→ Raw records
####

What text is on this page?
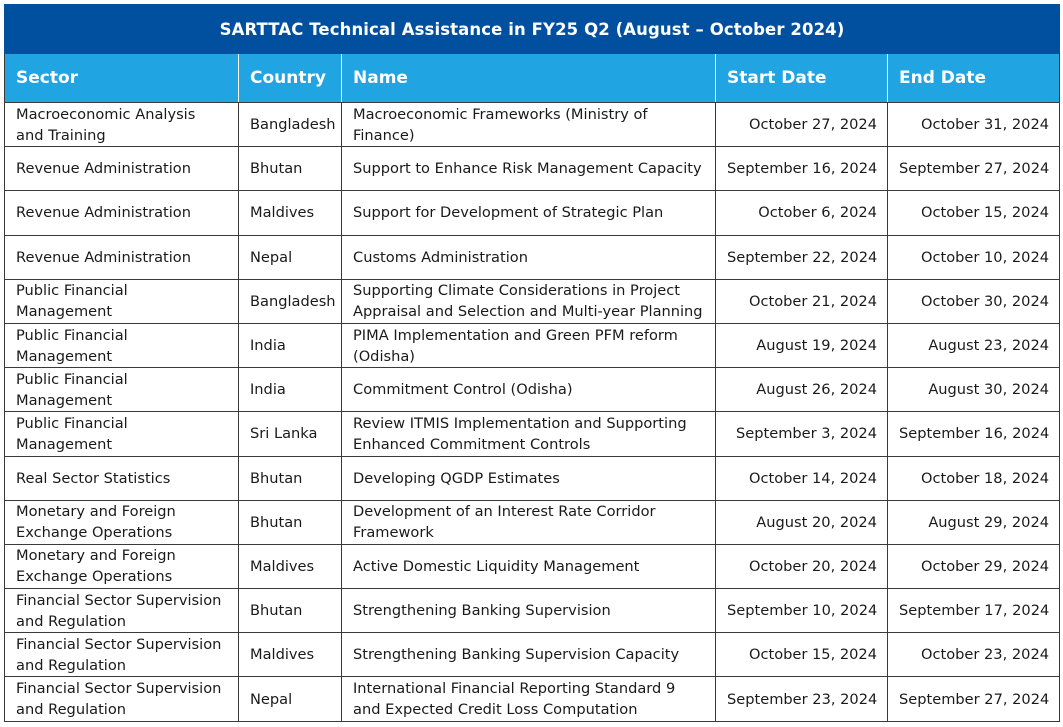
SARTTAC Technical Assistance in FY25 Q2 (August – October 2024)				
Sector	Country	Name	Start Date	End Date
Macroeconomic Analysis and Training	Bangladesh	Macroeconomic Frameworks (Ministry of Finance)	October 27, 2024	October 31, 2024
Revenue Administration	Bhutan	Support to Enhance Risk Management Capacity	September 16, 2024	September 27, 2024
Revenue Administration	Maldives	Support for Development of Strategic Plan	October 6, 2024	October 15, 2024
Revenue Administration	Nepal	Customs Administration	September 22, 2024	October 10, 2024
Public Financial Management	Bangladesh	Supporting Climate Considerations in Project Appraisal and Selection and Multi-year Planning	October 21, 2024	October 30, 2024
Public Financial Management	India	PIMA Implementation and Green PFM reform (Odisha)	August 19, 2024	August 23, 2024
Public Financial Management	India	Commitment Control (Odisha)	August 26, 2024	August 30, 2024
Public Financial Management	Sri Lanka	Review ITMIS Implementation and Supporting Enhanced Commitment Controls	September 3, 2024	September 16, 2024
Real Sector Statistics	Bhutan	Developing QGDP Estimates	October 14, 2024	October 18, 2024
Monetary and Foreign Exchange Operations	Bhutan	Development of an Interest Rate Corridor Framework	August 20, 2024	August 29, 2024
Monetary and Foreign Exchange Operations	Maldives	Active Domestic Liquidity Management	October 20, 2024	October 29, 2024
Financial Sector Supervision and Regulation	Bhutan	Strengthening Banking Supervision	September 10, 2024	September 17, 2024
Financial Sector Supervision and Regulation	Maldives	Strengthening Banking Supervision Capacity	October 15, 2024	October 23, 2024
Financial Sector Supervision and Regulation	Nepal	International Financial Reporting Standard 9 and Expected Credit Loss Computation	September 23, 2024	September 27, 2024
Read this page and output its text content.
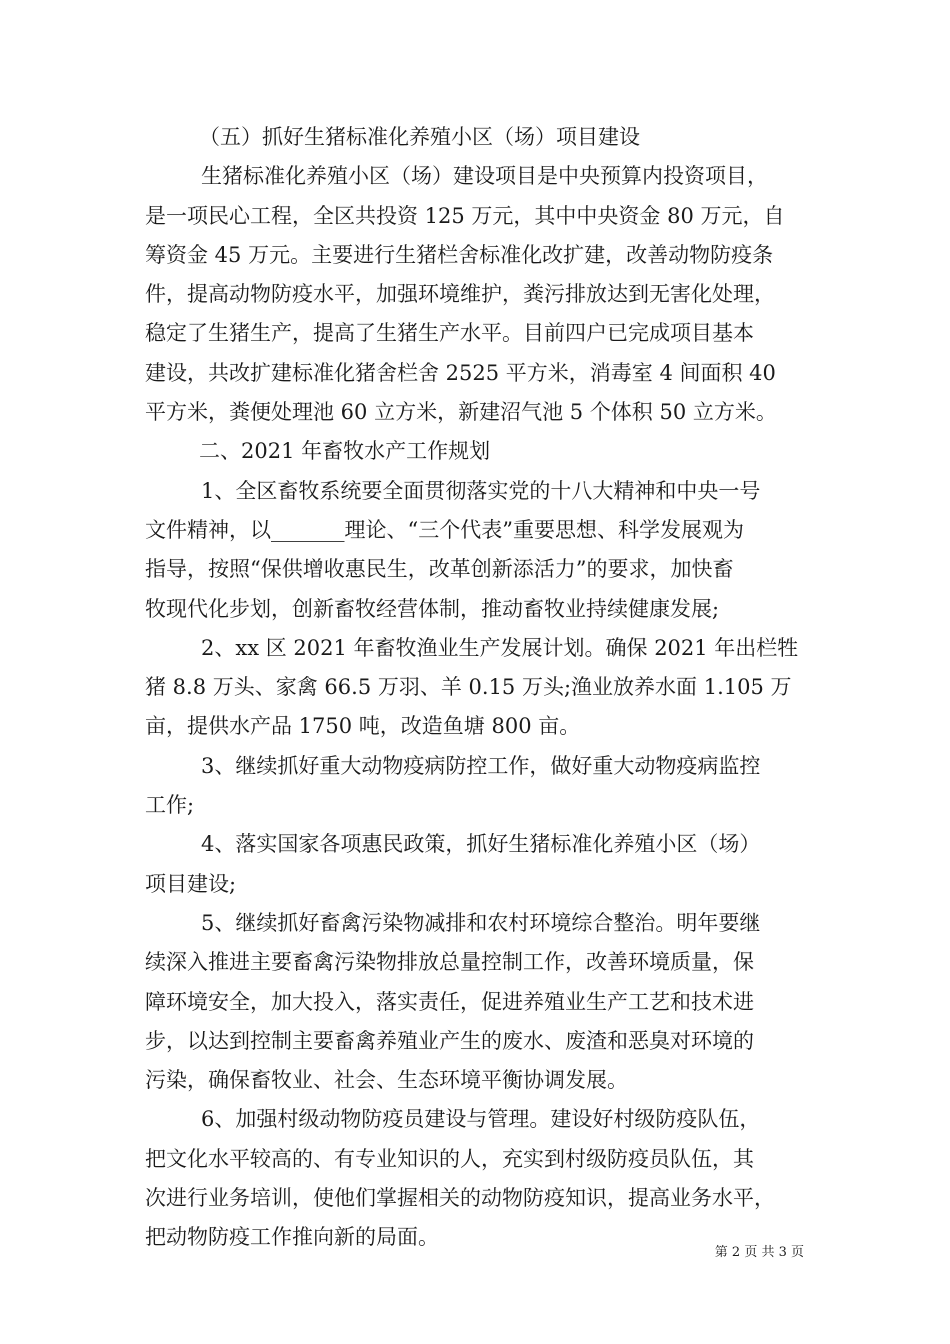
（五）抓好生猪标准化养殖小区（场）项目建设
生猪标准化养殖小区（场）建设项目是中央预算内投资项目，
是一项民心工程，全区共投资 125 万元，其中中央资金 80 万元，自
筹资金 45 万元。主要进行生猪栏舍标准化改扩建，改善动物防疫条
件，提高动物防疫水平，加强环境维护，粪污排放达到无害化处理，
稳定了生猪生产，提高了生猪生产水平。目前四户已完成项目基本
建设，共改扩建标准化猪舍栏舍 2525 平方米，消毒室 4 间面积 40
平方米，粪便处理池 60 立方米，新建沼气池 5 个体积 50 立方米。
二、2021 年畜牧水产工作规划
1、全区畜牧系统要全面贯彻落实党的十八大精神和中央一号
文件精神，以_______理论、“三个代表”重要思想、科学发展观为
指导，按照“保供增收惠民生，改革创新添活力”的要求，加快畜
牧现代化步划，创新畜牧经营体制，推动畜牧业持续健康发展;
2、xx 区 2021 年畜牧渔业生产发展计划。确保 2021 年出栏牲
猪 8.8 万头、家禽 66.5 万羽、羊 0.15 万头;渔业放养水面 1.105 万
亩，提供水产品 1750 吨，改造鱼塘 800 亩。
3、继续抓好重大动物疫病防控工作，做好重大动物疫病监控
工作;
4、落实国家各项惠民政策，抓好生猪标准化养殖小区（场）
项目建设;
5、继续抓好畜禽污染物减排和农村环境综合整治。明年要继
续深入推进主要畜禽污染物排放总量控制工作，改善环境质量，保
障环境安全，加大投入，落实责任，促进养殖业生产工艺和技术进
步，以达到控制主要畜禽养殖业产生的废水、废渣和恶臭对环境的
污染，确保畜牧业、社会、生态环境平衡协调发展。
6、加强村级动物防疫员建设与管理。建设好村级防疫队伍，
把文化水平较高的、有专业知识的人，充实到村级防疫员队伍，其
次进行业务培训，使他们掌握相关的动物防疫知识，提高业务水平，
把动物防疫工作推向新的局面。
第 2 页 共 3 页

####

→ Work to complete
Report how many lines in the data contain the word "Administration", with no words besides the number.

→ Response
3